#### Text to read
□ □ □ □ □ □ □

Pixels with this value represents locations in the image that contain
no information. By default, Pixel Driller uses the no-data value
set on every band of every image it drills as values to ignore when
calculating statistics.
A problem may arise when the image’s no-data values are not set,
or the file format lacks support for it to be specified.
In such cases, Pixel Driller considers all pixel values
to be valid data when calculating statistics. But what if they’re not?
You can set or override the no data using
the ignore_val parameter in drill()
(and other functions).
Pixel Driller uses the ignore_val differently depending on whether
the Item being drilled is an ImageItem or a
pystac.Item.
When reading the raster assets of a pystac.Item,
ignore_val can be a list of values or a single value.
The list must contain the no-data value per asset. The same value
is used for all bands in an asset.
If ignore_val is a single value, then the same value is used for all bands
of all assets.
When reading the image of an ImageItem, ignore_val
can be a single value. It is used for all bands in the image.

□ □ □ □ □ □ □

#### Data lines
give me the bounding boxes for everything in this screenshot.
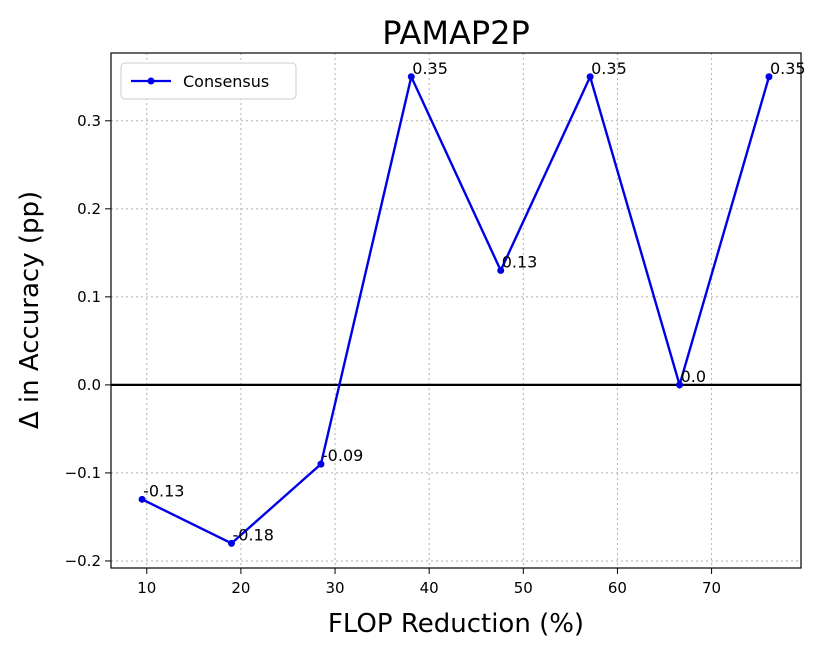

□ □ □ □ □ □ □

#### Short problem
Pick up the Pixel Driller text after its final sentence and continue it. The material above is from a separate source and is unrelated to the Pixel Driller text.

#### Right answer
Clearly, further development work is needed to support specifying the no data
value per-band. Pixel Driller currently relies on the images’ creators
to do that for us.
An alternative usage pattern#
Consider this: a STAC Item has raster assets that contain continuous (e.g. surface reflectance) and categorical (e.g. a scene classification) data. You want to calculate the mean and standard deviation of the pixels in the continuous assets, and user-defined statistics for the categorical assets.
This is achieved by reading the data, calculating the statistics, and fetching the results for the continuous assets separately to the categorical assets.
The usage pattern is:
Specify the locations and acquisition windows of your field surveys
Find the STAC Items and create Driller objects for each one
Define the assets and statistics to be calculated on the drilled pixels
Extract the pixels and compute the statistics
Fetch the results
Reset the statistics
Repeat steps 3-6 for a different set of assets
Example:
# Step 1. Create your points.
points = create_points()
# Step 2. Find the STAC Items to drill.
# This is done by drill.create_stac_drillers(), which returns a list of
# drillpoints.ItemDriller objects, one for each STAC Item.
drillers = drill.create_stac_drillers(stac_endpoint, points, collections)
# Steps 3 and 4. Loop over each driller, reading the data and
# calculating statistics on the continuous assets.
for drlr in drillers:
drlr.set_asset_ids(['B02', 'B11'])
drlr.read_data()
std_stats = [drillstats.STATS_MEAN, drillstats.STATS_STD]
drlr.calc_stats(std_stats=std_stats)
# Step 5. Fetch the stats
for pt in points:
stats_dict = pt.stats.get_stats()
# do something
...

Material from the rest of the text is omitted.